▸ **The exercise**: Repeat every line of the listing below exactly, minus the pictures.
========
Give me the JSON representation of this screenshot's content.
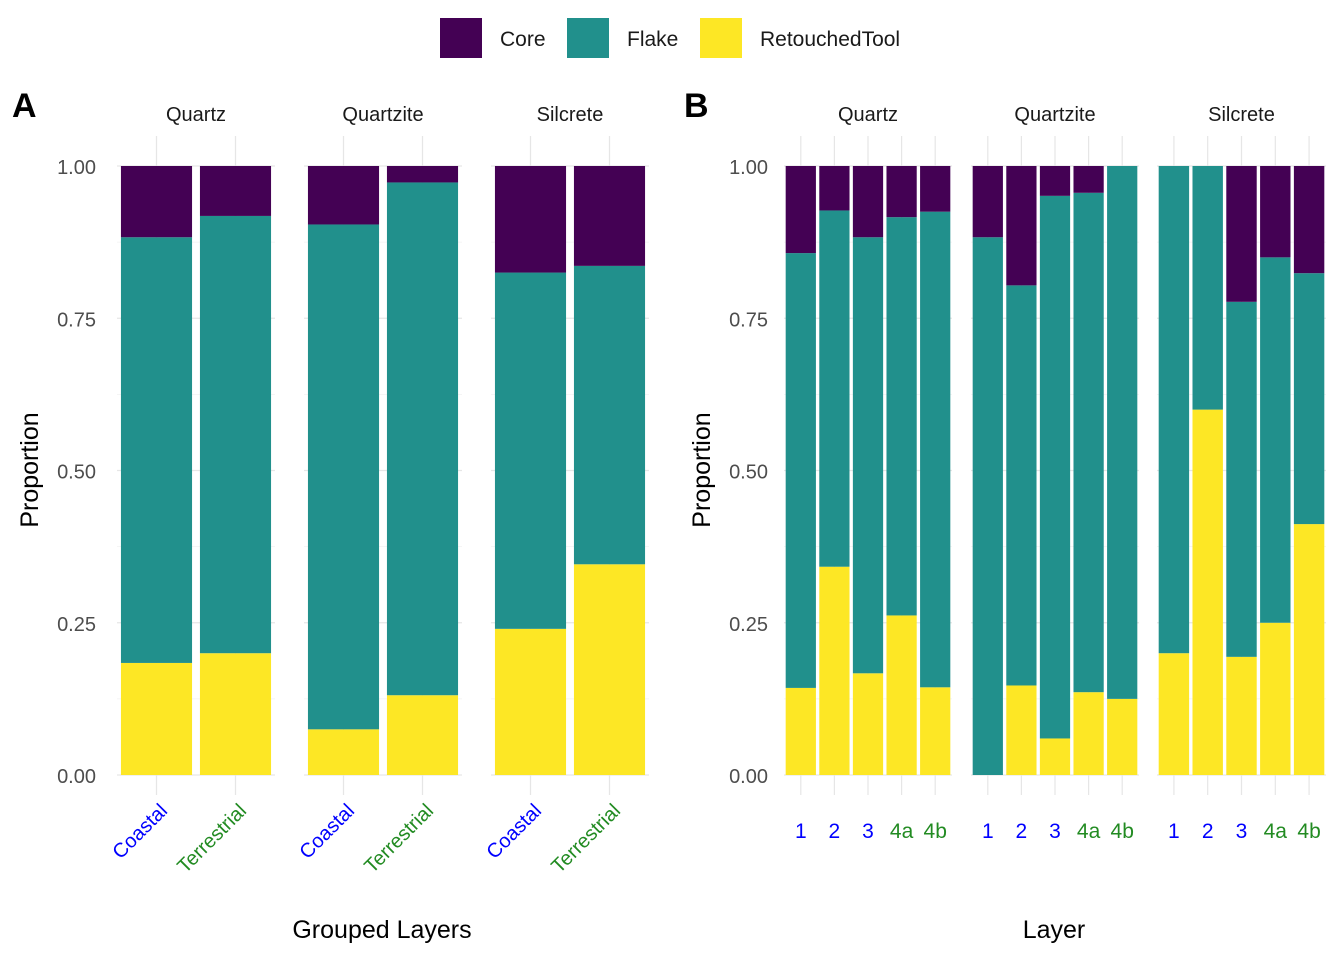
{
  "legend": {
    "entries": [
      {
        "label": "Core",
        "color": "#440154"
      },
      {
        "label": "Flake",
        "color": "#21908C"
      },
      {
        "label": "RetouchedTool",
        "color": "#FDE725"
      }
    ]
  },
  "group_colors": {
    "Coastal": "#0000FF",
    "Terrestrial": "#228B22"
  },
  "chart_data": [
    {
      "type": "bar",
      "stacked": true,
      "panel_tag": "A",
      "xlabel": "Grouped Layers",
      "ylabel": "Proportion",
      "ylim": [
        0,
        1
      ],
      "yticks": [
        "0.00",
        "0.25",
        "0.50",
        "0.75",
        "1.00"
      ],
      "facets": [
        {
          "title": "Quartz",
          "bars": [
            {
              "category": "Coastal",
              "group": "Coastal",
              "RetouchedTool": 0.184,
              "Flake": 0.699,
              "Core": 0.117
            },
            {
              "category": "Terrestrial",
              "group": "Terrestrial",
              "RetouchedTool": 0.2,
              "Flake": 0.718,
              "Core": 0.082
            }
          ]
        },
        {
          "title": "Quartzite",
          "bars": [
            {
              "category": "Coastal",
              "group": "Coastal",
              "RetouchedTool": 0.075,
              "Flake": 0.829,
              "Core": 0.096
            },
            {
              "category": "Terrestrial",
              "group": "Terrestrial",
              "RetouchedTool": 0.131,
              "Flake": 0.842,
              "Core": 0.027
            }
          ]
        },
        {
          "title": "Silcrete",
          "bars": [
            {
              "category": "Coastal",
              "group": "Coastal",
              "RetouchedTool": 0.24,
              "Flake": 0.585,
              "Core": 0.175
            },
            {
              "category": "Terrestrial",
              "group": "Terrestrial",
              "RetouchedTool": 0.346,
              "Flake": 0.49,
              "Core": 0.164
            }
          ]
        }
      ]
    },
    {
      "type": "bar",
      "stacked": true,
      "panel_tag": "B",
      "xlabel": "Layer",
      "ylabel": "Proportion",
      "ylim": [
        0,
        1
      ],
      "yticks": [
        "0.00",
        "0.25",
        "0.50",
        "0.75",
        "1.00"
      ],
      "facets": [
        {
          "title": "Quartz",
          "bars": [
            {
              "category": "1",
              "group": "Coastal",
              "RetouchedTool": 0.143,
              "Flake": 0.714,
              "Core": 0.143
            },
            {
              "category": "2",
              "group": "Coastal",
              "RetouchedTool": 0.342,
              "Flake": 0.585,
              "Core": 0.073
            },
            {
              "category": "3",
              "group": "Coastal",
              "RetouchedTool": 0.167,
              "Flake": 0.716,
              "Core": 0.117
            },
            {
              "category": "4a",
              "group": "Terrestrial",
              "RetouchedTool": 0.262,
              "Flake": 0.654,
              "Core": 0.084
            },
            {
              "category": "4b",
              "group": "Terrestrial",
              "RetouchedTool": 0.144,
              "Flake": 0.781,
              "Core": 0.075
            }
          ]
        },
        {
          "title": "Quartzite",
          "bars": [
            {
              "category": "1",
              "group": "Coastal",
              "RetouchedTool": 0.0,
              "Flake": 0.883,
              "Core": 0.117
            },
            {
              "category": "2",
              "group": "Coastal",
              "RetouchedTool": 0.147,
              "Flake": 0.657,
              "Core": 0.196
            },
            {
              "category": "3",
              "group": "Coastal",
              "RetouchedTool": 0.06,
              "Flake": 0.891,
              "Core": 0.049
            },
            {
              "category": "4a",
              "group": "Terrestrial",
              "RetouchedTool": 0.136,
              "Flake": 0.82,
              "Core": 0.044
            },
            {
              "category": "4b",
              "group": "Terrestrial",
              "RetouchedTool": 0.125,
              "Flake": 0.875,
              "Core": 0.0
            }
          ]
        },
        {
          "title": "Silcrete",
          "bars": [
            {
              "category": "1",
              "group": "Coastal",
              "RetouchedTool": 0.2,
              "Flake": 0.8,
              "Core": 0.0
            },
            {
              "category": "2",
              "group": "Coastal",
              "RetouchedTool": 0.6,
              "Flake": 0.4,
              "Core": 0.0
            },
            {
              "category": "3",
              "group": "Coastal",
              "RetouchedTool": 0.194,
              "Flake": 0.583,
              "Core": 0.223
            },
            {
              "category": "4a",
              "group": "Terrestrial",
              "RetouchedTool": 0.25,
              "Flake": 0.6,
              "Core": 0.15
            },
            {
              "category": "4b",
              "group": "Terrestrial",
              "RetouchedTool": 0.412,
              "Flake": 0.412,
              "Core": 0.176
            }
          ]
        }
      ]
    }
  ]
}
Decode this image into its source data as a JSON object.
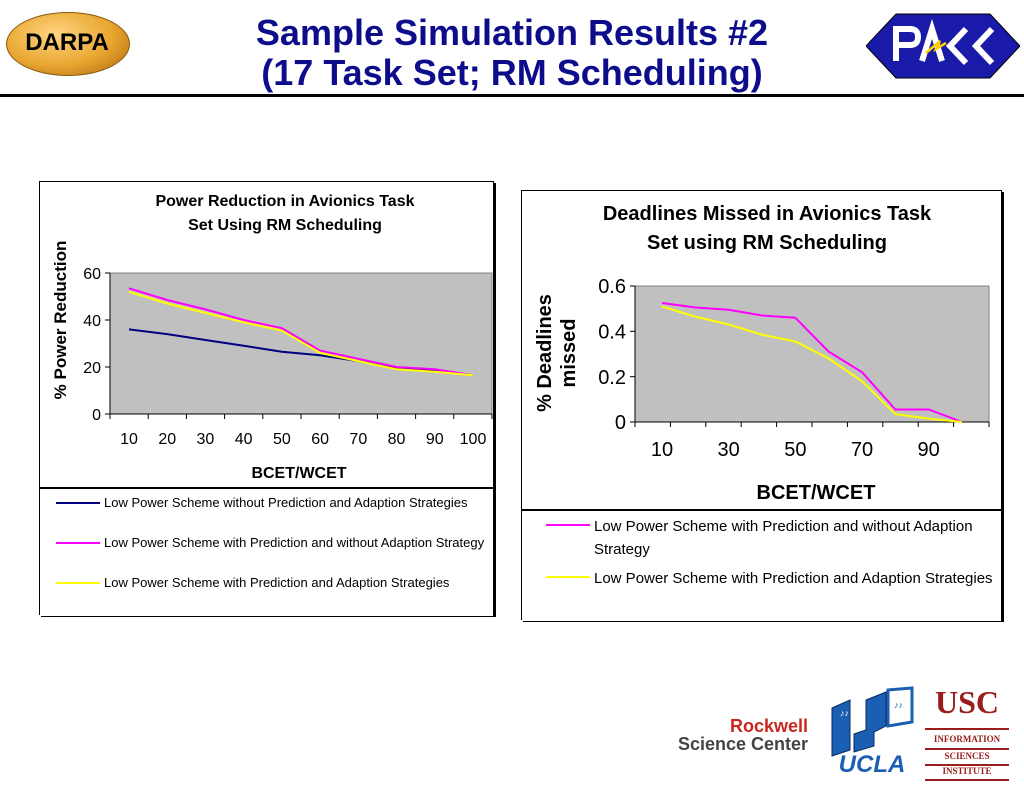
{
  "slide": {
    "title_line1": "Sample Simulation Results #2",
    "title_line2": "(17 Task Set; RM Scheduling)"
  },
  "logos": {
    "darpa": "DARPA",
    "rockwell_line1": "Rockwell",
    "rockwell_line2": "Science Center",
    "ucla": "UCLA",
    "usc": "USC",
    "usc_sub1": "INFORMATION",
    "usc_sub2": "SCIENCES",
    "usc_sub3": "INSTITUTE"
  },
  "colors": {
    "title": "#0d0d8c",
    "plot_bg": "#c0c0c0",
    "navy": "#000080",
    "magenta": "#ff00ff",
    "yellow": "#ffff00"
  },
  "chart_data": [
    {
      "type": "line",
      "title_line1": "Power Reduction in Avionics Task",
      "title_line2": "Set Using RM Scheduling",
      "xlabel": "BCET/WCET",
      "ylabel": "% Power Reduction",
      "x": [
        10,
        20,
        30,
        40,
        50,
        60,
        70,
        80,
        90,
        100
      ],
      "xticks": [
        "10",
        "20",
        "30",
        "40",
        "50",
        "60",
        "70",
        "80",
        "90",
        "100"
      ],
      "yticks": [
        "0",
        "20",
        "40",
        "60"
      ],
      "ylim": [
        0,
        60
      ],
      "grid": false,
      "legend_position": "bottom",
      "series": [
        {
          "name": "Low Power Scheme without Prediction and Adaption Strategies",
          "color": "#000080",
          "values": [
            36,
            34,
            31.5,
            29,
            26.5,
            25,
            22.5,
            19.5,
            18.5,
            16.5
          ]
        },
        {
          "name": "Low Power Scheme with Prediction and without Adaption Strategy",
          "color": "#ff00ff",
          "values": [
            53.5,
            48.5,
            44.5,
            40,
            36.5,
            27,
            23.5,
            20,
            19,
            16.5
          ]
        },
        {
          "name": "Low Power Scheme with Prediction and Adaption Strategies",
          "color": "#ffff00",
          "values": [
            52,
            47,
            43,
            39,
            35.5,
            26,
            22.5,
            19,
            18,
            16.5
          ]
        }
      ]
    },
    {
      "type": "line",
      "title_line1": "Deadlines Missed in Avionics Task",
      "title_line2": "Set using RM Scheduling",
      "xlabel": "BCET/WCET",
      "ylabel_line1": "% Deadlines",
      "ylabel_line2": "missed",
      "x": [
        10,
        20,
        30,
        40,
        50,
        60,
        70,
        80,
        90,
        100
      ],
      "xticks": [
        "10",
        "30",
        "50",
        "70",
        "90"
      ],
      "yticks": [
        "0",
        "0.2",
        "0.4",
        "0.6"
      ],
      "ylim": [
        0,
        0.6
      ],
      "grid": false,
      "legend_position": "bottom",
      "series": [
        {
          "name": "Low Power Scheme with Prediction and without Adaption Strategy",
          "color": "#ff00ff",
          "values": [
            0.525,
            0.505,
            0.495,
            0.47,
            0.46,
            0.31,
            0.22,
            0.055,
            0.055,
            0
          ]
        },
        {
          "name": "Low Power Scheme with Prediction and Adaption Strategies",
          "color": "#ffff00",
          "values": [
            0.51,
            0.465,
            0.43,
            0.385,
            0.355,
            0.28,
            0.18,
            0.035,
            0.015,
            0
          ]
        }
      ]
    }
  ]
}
========
▸ **Output below**:
Give me the JSON representation of this screenshot's content.
{
  "legend": {
    "entries": [
      {
        "label": "Core",
        "color": "#440154"
      },
      {
        "label": "Flake",
        "color": "#21908C"
      },
      {
        "label": "RetouchedTool",
        "color": "#FDE725"
      }
    ]
  },
  "group_colors": {
    "Coastal": "#0000FF",
    "Terrestrial": "#228B22"
  },
  "chart_data": [
    {
      "type": "bar",
      "stacked": true,
      "panel_tag": "A",
      "xlabel": "Grouped Layers",
      "ylabel": "Proportion",
      "ylim": [
        0,
        1
      ],
      "yticks": [
        "0.00",
        "0.25",
        "0.50",
        "0.75",
        "1.00"
      ],
      "facets": [
        {
          "title": "Quartz",
          "bars": [
            {
              "category": "Coastal",
              "group": "Coastal",
              "RetouchedTool": 0.184,
              "Flake": 0.699,
              "Core": 0.117
            },
            {
              "category": "Terrestrial",
              "group": "Terrestrial",
              "RetouchedTool": 0.2,
              "Flake": 0.718,
              "Core": 0.082
            }
          ]
        },
        {
          "title": "Quartzite",
          "bars": [
            {
              "category": "Coastal",
              "group": "Coastal",
              "RetouchedTool": 0.075,
              "Flake": 0.829,
              "Core": 0.096
            },
            {
              "category": "Terrestrial",
              "group": "Terrestrial",
              "RetouchedTool": 0.131,
              "Flake": 0.842,
              "Core": 0.027
            }
          ]
        },
        {
          "title": "Silcrete",
          "bars": [
            {
              "category": "Coastal",
              "group": "Coastal",
              "RetouchedTool": 0.24,
              "Flake": 0.585,
              "Core": 0.175
            },
            {
              "category": "Terrestrial",
              "group": "Terrestrial",
              "RetouchedTool": 0.346,
              "Flake": 0.49,
              "Core": 0.164
            }
          ]
        }
      ]
    },
    {
      "type": "bar",
      "stacked": true,
      "panel_tag": "B",
      "xlabel": "Layer",
      "ylabel": "Proportion",
      "ylim": [
        0,
        1
      ],
      "yticks": [
        "0.00",
        "0.25",
        "0.50",
        "0.75",
        "1.00"
      ],
      "facets": [
        {
          "title": "Quartz",
          "bars": [
            {
              "category": "1",
              "group": "Coastal",
              "RetouchedTool": 0.143,
              "Flake": 0.714,
              "Core": 0.143
            },
            {
              "category": "2",
              "group": "Coastal",
              "RetouchedTool": 0.342,
              "Flake": 0.585,
              "Core": 0.073
            },
            {
              "category": "3",
              "group": "Coastal",
              "RetouchedTool": 0.167,
              "Flake": 0.716,
              "Core": 0.117
            },
            {
              "category": "4a",
              "group": "Terrestrial",
              "RetouchedTool": 0.262,
              "Flake": 0.654,
              "Core": 0.084
            },
            {
              "category": "4b",
              "group": "Terrestrial",
              "RetouchedTool": 0.144,
              "Flake": 0.781,
              "Core": 0.075
            }
          ]
        },
        {
          "title": "Quartzite",
          "bars": [
            {
              "category": "1",
              "group": "Coastal",
              "RetouchedTool": 0.0,
              "Flake": 0.883,
              "Core": 0.117
            },
            {
              "category": "2",
              "group": "Coastal",
              "RetouchedTool": 0.147,
              "Flake": 0.657,
              "Core": 0.196
            },
            {
              "category": "3",
              "group": "Coastal",
              "RetouchedTool": 0.06,
              "Flake": 0.891,
              "Core": 0.049
            },
            {
              "category": "4a",
              "group": "Terrestrial",
              "RetouchedTool": 0.136,
              "Flake": 0.82,
              "Core": 0.044
            },
            {
              "category": "4b",
              "group": "Terrestrial",
              "RetouchedTool": 0.125,
              "Flake": 0.875,
              "Core": 0.0
            }
          ]
        },
        {
          "title": "Silcrete",
          "bars": [
            {
              "category": "1",
              "group": "Coastal",
              "RetouchedTool": 0.2,
              "Flake": 0.8,
              "Core": 0.0
            },
            {
              "category": "2",
              "group": "Coastal",
              "RetouchedTool": 0.6,
              "Flake": 0.4,
              "Core": 0.0
            },
            {
              "category": "3",
              "group": "Coastal",
              "RetouchedTool": 0.194,
              "Flake": 0.583,
              "Core": 0.223
            },
            {
              "category": "4a",
              "group": "Terrestrial",
              "RetouchedTool": 0.25,
              "Flake": 0.6,
              "Core": 0.15
            },
            {
              "category": "4b",
              "group": "Terrestrial",
              "RetouchedTool": 0.412,
              "Flake": 0.412,
              "Core": 0.176
            }
          ]
        }
      ]
    }
  ]
}
Decode this image into its source data as a JSON object.
{
  "slide": {
    "title_line1": "Sample Simulation Results #2",
    "title_line2": "(17 Task Set; RM Scheduling)"
  },
  "logos": {
    "darpa": "DARPA",
    "rockwell_line1": "Rockwell",
    "rockwell_line2": "Science Center",
    "ucla": "UCLA",
    "usc": "USC",
    "usc_sub1": "INFORMATION",
    "usc_sub2": "SCIENCES",
    "usc_sub3": "INSTITUTE"
  },
  "colors": {
    "title": "#0d0d8c",
    "plot_bg": "#c0c0c0",
    "navy": "#000080",
    "magenta": "#ff00ff",
    "yellow": "#ffff00"
  },
  "chart_data": [
    {
      "type": "line",
      "title_line1": "Power Reduction in Avionics Task",
      "title_line2": "Set Using RM Scheduling",
      "xlabel": "BCET/WCET",
      "ylabel": "% Power Reduction",
      "x": [
        10,
        20,
        30,
        40,
        50,
        60,
        70,
        80,
        90,
        100
      ],
      "xticks": [
        "10",
        "20",
        "30",
        "40",
        "50",
        "60",
        "70",
        "80",
        "90",
        "100"
      ],
      "yticks": [
        "0",
        "20",
        "40",
        "60"
      ],
      "ylim": [
        0,
        60
      ],
      "grid": false,
      "legend_position": "bottom",
      "series": [
        {
          "name": "Low Power Scheme without Prediction and Adaption Strategies",
          "color": "#000080",
          "values": [
            36,
            34,
            31.5,
            29,
            26.5,
            25,
            22.5,
            19.5,
            18.5,
            16.5
          ]
        },
        {
          "name": "Low Power Scheme with Prediction and without Adaption Strategy",
          "color": "#ff00ff",
          "values": [
            53.5,
            48.5,
            44.5,
            40,
            36.5,
            27,
            23.5,
            20,
            19,
            16.5
          ]
        },
        {
          "name": "Low Power Scheme with Prediction and Adaption Strategies",
          "color": "#ffff00",
          "values": [
            52,
            47,
            43,
            39,
            35.5,
            26,
            22.5,
            19,
            18,
            16.5
          ]
        }
      ]
    },
    {
      "type": "line",
      "title_line1": "Deadlines Missed in Avionics Task",
      "title_line2": "Set using RM Scheduling",
      "xlabel": "BCET/WCET",
      "ylabel_line1": "% Deadlines",
      "ylabel_line2": "missed",
      "x": [
        10,
        20,
        30,
        40,
        50,
        60,
        70,
        80,
        90,
        100
      ],
      "xticks": [
        "10",
        "30",
        "50",
        "70",
        "90"
      ],
      "yticks": [
        "0",
        "0.2",
        "0.4",
        "0.6"
      ],
      "ylim": [
        0,
        0.6
      ],
      "grid": false,
      "legend_position": "bottom",
      "series": [
        {
          "name": "Low Power Scheme with Prediction and without Adaption Strategy",
          "color": "#ff00ff",
          "values": [
            0.525,
            0.505,
            0.495,
            0.47,
            0.46,
            0.31,
            0.22,
            0.055,
            0.055,
            0
          ]
        },
        {
          "name": "Low Power Scheme with Prediction and Adaption Strategies",
          "color": "#ffff00",
          "values": [
            0.51,
            0.465,
            0.43,
            0.385,
            0.355,
            0.28,
            0.18,
            0.035,
            0.015,
            0
          ]
        }
      ]
    }
  ]
}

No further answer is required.